Task to carry out: Locate every line below that contains the word "preserving" and copy it.
######
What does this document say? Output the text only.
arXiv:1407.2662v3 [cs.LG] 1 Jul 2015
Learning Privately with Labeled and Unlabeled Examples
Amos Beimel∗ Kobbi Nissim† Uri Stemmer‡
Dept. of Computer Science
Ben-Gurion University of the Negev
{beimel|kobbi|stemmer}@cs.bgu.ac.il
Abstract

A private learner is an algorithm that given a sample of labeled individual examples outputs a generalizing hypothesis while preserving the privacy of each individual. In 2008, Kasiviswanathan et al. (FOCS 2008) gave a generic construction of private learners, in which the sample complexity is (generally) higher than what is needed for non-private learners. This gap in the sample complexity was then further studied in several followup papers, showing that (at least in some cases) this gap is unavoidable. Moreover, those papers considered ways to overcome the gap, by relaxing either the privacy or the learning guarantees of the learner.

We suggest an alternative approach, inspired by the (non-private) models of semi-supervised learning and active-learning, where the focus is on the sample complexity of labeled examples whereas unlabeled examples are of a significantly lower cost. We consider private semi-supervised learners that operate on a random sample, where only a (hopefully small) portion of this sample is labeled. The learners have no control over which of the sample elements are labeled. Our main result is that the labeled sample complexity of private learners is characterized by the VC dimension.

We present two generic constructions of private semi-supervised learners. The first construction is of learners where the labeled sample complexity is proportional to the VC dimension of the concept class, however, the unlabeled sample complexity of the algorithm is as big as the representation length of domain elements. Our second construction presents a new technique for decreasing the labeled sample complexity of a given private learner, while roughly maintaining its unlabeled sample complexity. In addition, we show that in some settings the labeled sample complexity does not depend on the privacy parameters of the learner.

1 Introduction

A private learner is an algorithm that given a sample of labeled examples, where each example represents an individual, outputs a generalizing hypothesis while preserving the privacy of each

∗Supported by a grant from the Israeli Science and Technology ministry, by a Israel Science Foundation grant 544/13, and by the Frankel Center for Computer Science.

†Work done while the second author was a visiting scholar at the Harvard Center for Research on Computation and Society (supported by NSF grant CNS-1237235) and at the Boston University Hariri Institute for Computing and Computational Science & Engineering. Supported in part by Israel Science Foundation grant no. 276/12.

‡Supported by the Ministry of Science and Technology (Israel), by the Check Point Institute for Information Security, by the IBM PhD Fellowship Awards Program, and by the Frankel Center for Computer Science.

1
######
Answer for this exercise:
A private learner is an algorithm that given a sample of labeled individual examples outputs a generalizing hypothesis while preserving the privacy of each individual. In 2008, Kasiviswanathan et al. (FOCS 2008) gave a generic construction of private learners, in which the sample complexity is (generally) higher than what is needed for non-private learners. This gap in the sample complexity was then further studied in several followup papers, showing that (at least in some cases) this gap is unavoidable. Moreover, those papers considered ways to overcome the gap, by relaxing either the privacy or the learning guarantees of the learner.
A private learner is an algorithm that given a sample of labeled examples, where each example represents an individual, outputs a generalizing hypothesis while preserving the privacy of each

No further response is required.